What you should do – Skip the images and copy each record exactly as written.

═════ Records shown ═════

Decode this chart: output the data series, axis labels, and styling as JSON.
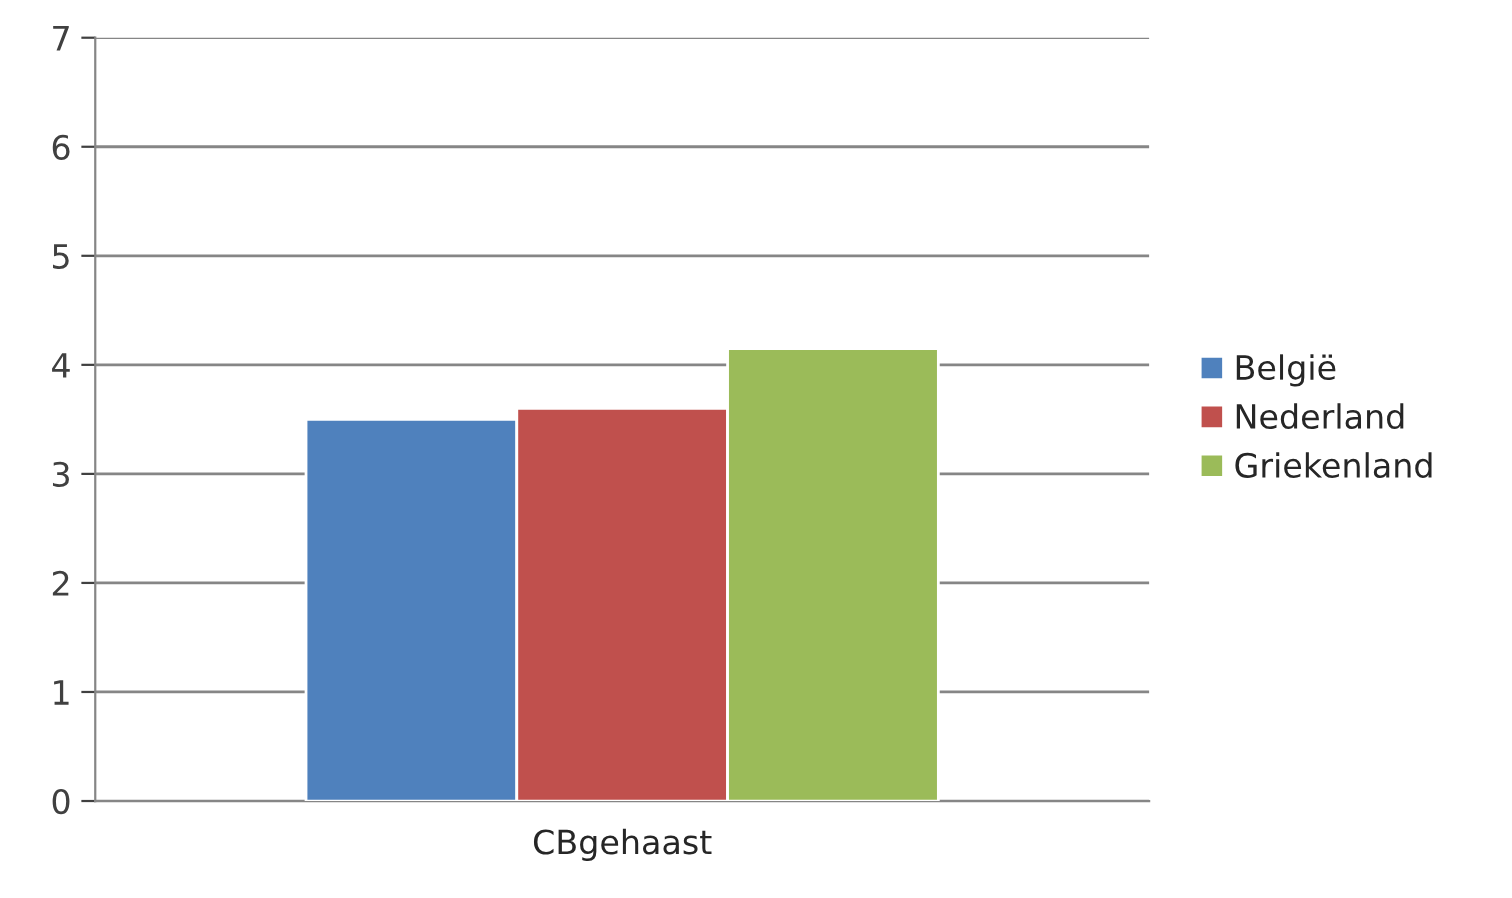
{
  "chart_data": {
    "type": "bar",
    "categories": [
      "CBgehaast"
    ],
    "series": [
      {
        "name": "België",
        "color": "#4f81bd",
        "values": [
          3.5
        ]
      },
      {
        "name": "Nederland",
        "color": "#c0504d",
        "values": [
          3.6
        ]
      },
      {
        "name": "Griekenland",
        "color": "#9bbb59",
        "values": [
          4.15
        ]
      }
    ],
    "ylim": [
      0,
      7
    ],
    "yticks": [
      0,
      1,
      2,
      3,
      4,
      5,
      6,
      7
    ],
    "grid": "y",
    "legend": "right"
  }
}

═════

Problem solution –
Decode this chart: output the data series, axis labels, and styling as JSON.
{
  "chart_data": {
    "type": "bar",
    "categories": [
      "CBgehaast"
    ],
    "series": [
      {
        "name": "België",
        "color": "#4f81bd",
        "values": [
          3.5
        ]
      },
      {
        "name": "Nederland",
        "color": "#c0504d",
        "values": [
          3.6
        ]
      },
      {
        "name": "Griekenland",
        "color": "#9bbb59",
        "values": [
          4.15
        ]
      }
    ],
    "ylim": [
      0,
      7
    ],
    "yticks": [
      0,
      1,
      2,
      3,
      4,
      5,
      6,
      7
    ],
    "grid": "y",
    "legend": "right"
  }
}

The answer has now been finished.